** start of TASK DATA **

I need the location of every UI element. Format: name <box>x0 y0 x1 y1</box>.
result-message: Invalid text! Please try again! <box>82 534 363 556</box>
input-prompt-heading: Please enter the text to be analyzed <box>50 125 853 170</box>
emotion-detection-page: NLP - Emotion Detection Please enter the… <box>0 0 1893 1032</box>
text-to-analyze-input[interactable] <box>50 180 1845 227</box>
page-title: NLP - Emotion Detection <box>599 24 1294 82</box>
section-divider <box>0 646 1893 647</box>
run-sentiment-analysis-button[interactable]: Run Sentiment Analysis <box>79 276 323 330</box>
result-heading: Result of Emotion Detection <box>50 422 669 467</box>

** end of TASK DATA **

### SET PROBLEM
Please write these lines out again, switching "location" to "position" and keeping everything else the same.

### SOLVED EXERCISE
I need the position of every UI element. Format: name <box>x0 y0 x1 y1</box>.
result-message: Invalid text! Please try again! <box>82 534 363 556</box>
input-prompt-heading: Please enter the text to be analyzed <box>50 125 853 170</box>
emotion-detection-page: NLP - Emotion Detection Please enter the… <box>0 0 1893 1032</box>
text-to-analyze-input[interactable] <box>50 180 1845 227</box>
page-title: NLP - Emotion Detection <box>599 24 1294 82</box>
section-divider <box>0 646 1893 647</box>
run-sentiment-analysis-button[interactable]: Run Sentiment Analysis <box>79 276 323 330</box>
result-heading: Result of Emotion Detection <box>50 422 669 467</box>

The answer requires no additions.